--- Begin Material shown ---

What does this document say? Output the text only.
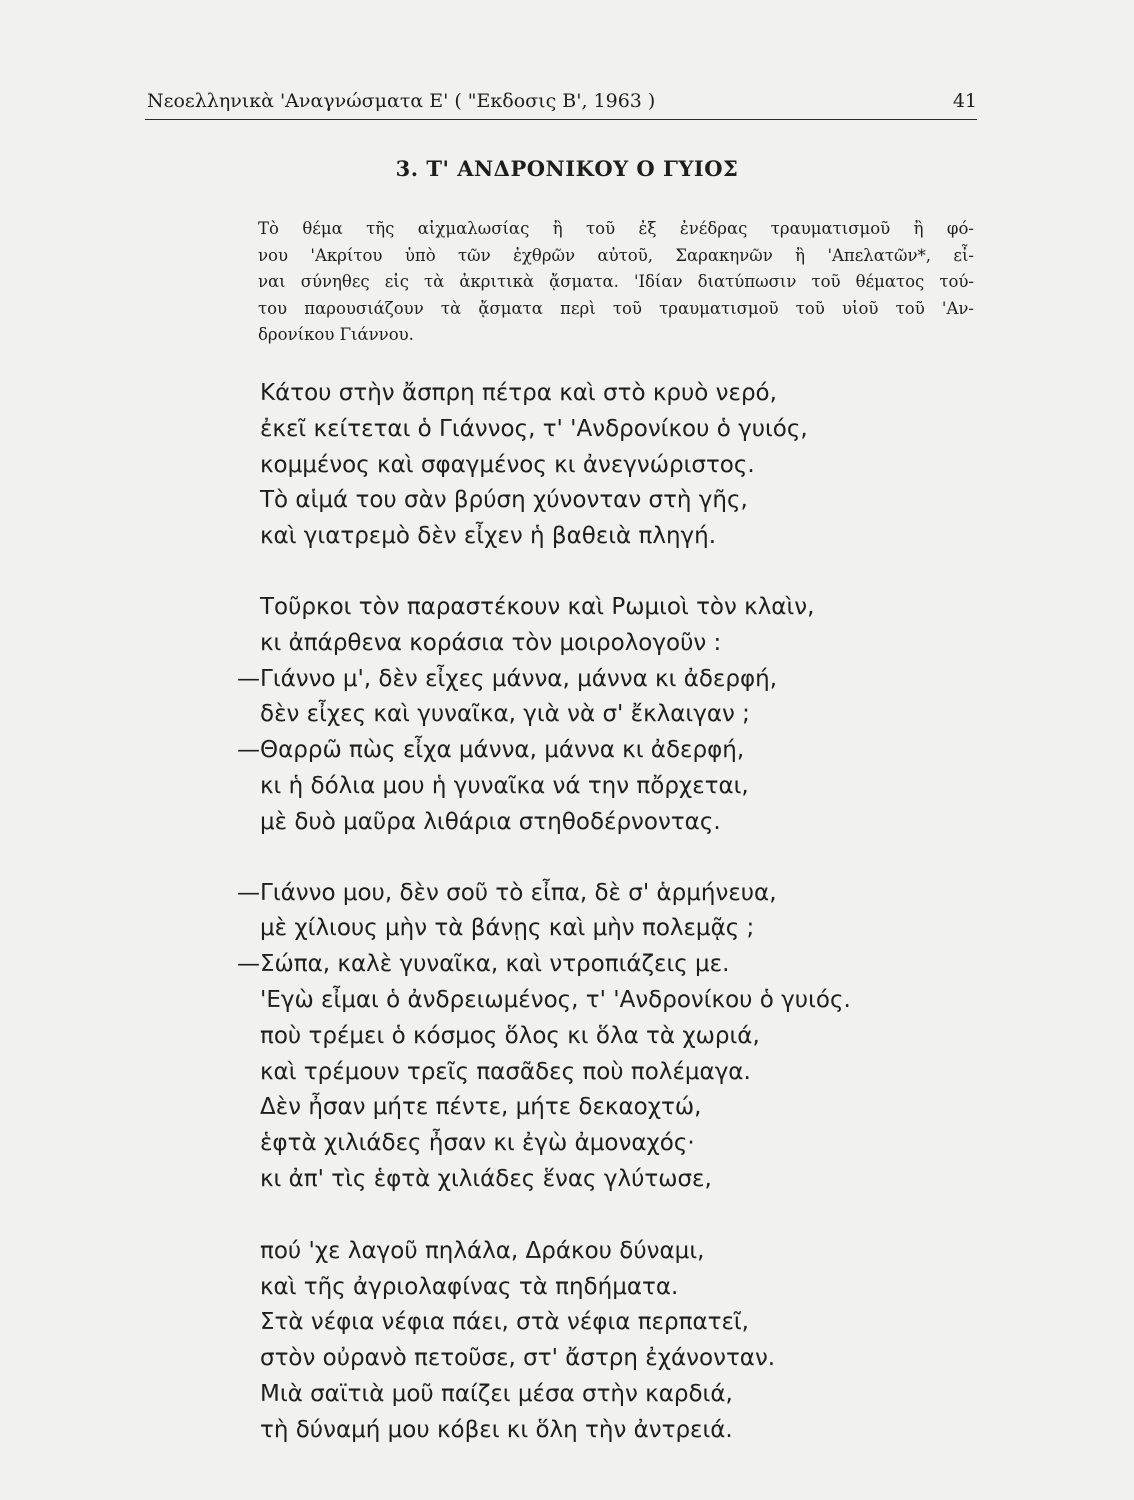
Νεοελληνικὰ 'Αναγνώσματα Ε' ( "Εκδοσις Β', 1963 )	41
3. Τ' ΑΝΔΡΟΝΙΚΟΥ Ο ΓΥΙΟΣ
Τὸ θέμα τῆς αἰχμαλωσίας ἢ τοῦ ἐξ ἐνέδρας τραυματισμοῦ ἢ φό-
νου 'Ακρίτου ὑπὸ τῶν ἐχθρῶν αὐτοῦ, Σαρακηνῶν ἢ 'Απελατῶν*, εἶ-
ναι σύνηθες εἰς τὰ ἀκριτικὰ ᾄσματα. 'Ιδίαν διατύπωσιν τοῦ θέματος τού-
του παρουσιάζουν τὰ ᾄσματα περὶ τοῦ τραυματισμοῦ τοῦ υἱοῦ τοῦ 'Αν-
δρονίκου Γιάννου.
Κάτου στὴν ἄσπρη πέτρα καὶ στὸ κρυὸ νερό,
ἐκεῖ κείτεται ὁ Γιάννος, τ' 'Ανδρονίκου ὁ γυιός,
κομμένος καὶ σφαγμένος κι ἀνεγνώριστος.
Τὸ αἱμά του σὰν βρύση χύνονταν στὴ γῆς,
καὶ γιατρεμὸ δὲν εἶχεν ἡ βαθειὰ πληγή.
Τοῦρκοι τὸν παραστέκουν καὶ Ρωμιοὶ τὸν κλαὶν,
κι ἀπάρθενα κοράσια τὸν μοιρολογοῦν :
—Γιάννο μ', δὲν εἶχες μάννα, μάννα κι ἀδερφή,
δὲν εἶχες καὶ γυναῖκα, γιὰ νὰ σ' ἔκλαιγαν ;
—Θαρρῶ πὼς εἶχα μάννα, μάννα κι ἀδερφή,
κι ἡ δόλια μου ἡ γυναῖκα νά την πὄρχεται,
μὲ δυὸ μαῦρα λιθάρια στηθοδέρνοντας.
—Γιάννο μου, δὲν σοῦ τὸ εἶπα, δὲ σ' ἁρμήνευα,
μὲ χίλιους μὴν τὰ βάνῃς καὶ μὴν πολεμᾷς ;
—Σώπα, καλὲ γυναῖκα, καὶ ντροπιάζεις με.
'Εγὼ εἶμαι ὁ ἀνδρειωμένος, τ' 'Ανδρονίκου ὁ γυιός.
ποὺ τρέμει ὁ κόσμος ὅλος κι ὅλα τὰ χωριά,
καὶ τρέμουν τρεῖς πασᾶδες ποὺ πολέμαγα.
Δὲν ἦσαν μήτε πέντε, μήτε δεκαοχτώ,
ἑφτὰ χιλιάδες ἦσαν κι ἐγὼ ἀμοναχός·
κι ἀπ' τὶς ἑφτὰ χιλιάδες ἕνας γλύτωσε,
πού 'χε λαγοῦ πηλάλα, Δράκου δύναμι,
καὶ τῆς ἀγριολαφίνας τὰ πηδήματα.
Στὰ νέφια νέφια πάει, στὰ νέφια περπατεῖ,
στὸν οὐρανὸ πετοῦσε, στ' ἄστρη ἐχάνονταν.
Μιὰ σαϊτιὰ μοῦ παίζει μέσα στὴν καρδιά,
τὴ δύναμή μου κόβει κι ὅλη τὴν ἀντρειά.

--- End Material shown ---

• _What is being asked_: Report only the count of lines that include the string "μάννα".

• _Worked solution_: 2